▶ [STATED GOAL]:
Gather each line in the entries that includes the string "different".

[Recorded data]
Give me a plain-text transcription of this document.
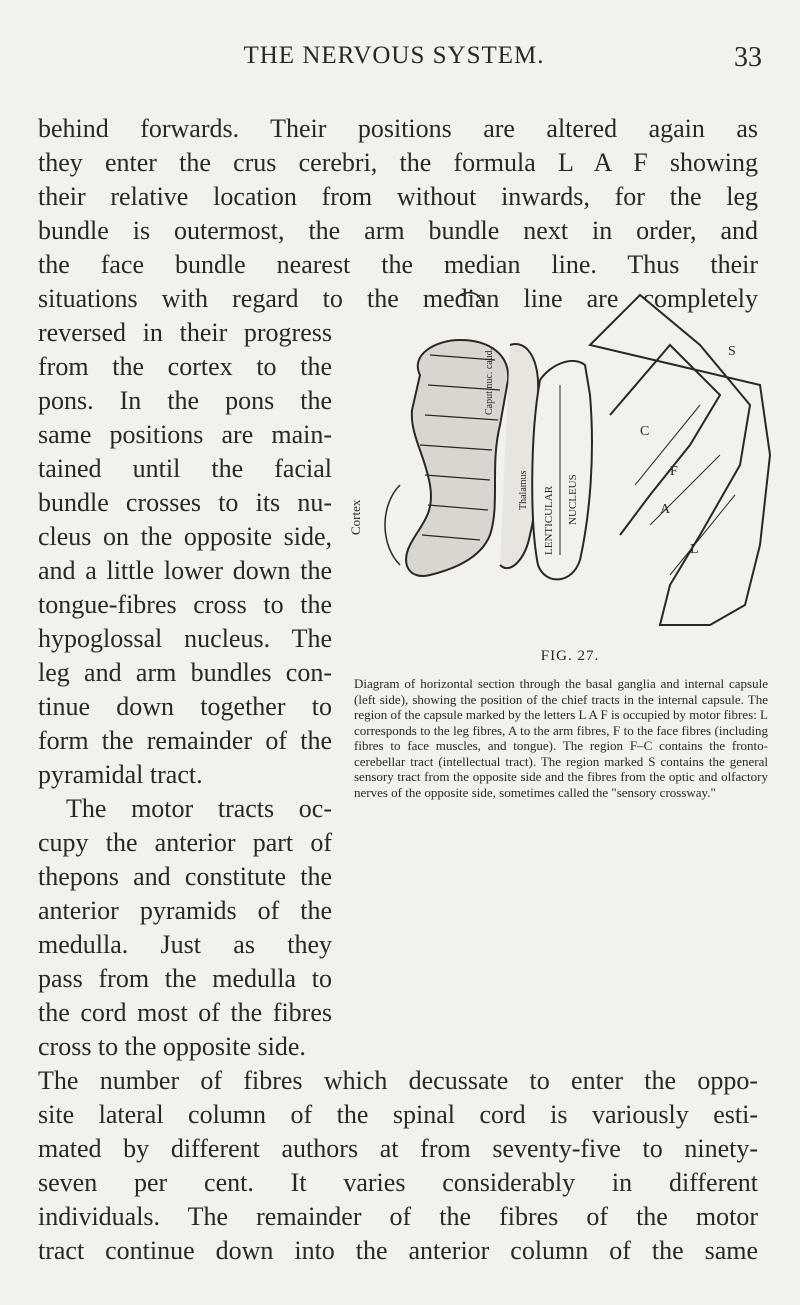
THE NERVOUS SYSTEM.	33
behind forwards. Their positions are altered again as
they enter the crus cerebri, the formula L A F showing
their relative location from without inwards, for the leg
bundle is outermost, the arm bundle next in order, and
the face bundle nearest the median line. Thus their
situations with regard to the median line are completely
reversed in their progress
from the cortex to the
pons. In the pons the
same positions are main-
tained until the facial
bundle crosses to its nu-
cleus on the opposite side,
and a little lower down the
tongue-fibres cross to the
hypoglossal nucleus. The
leg and arm bundles con-
tinue down together to
form the remainder of the
pyramidal tract.
The motor tracts oc-
cupy the anterior part of
thepons and constitute the
anterior pyramids of the
medulla. Just as they
pass from the medulla to
the cord most of the fibres
cross to the opposite side.
The number of fibres which decussate to enter the oppo-
site lateral column of the spinal cord is variously esti-
mated by different authors at from seventy-five to ninety-
seven per cent. It varies considerably in different
individuals. The remainder of the fibres of the motor
tract continue down into the anterior column of the same
Cortex
Caput nuc. caud.
Thalamus LENTICULAR NUCLEUS
S
F
A
L
C
FIG. 27.

Diagram of horizontal section through the basal ganglia and internal capsule (left side), showing the position of the chief tracts in the internal capsule. The region of the capsule marked by the letters L A F is occupied by motor fibres: L corresponds to the leg fibres, A to the arm fibres, F to the face fibres (including fibres to face muscles, and tongue). The region F–C contains the fronto-cerebellar tract (intellectual tract). The region marked S contains the general sensory tract from the opposite side and the fibres from the optic and olfactory nerves of the opposite side, sometimes called the "sensory crossway."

▶ [SOLUTION FOR THIS PROBLEM]:
mated by different authors at from seventy-five to ninety-
seven per cent. It varies considerably in different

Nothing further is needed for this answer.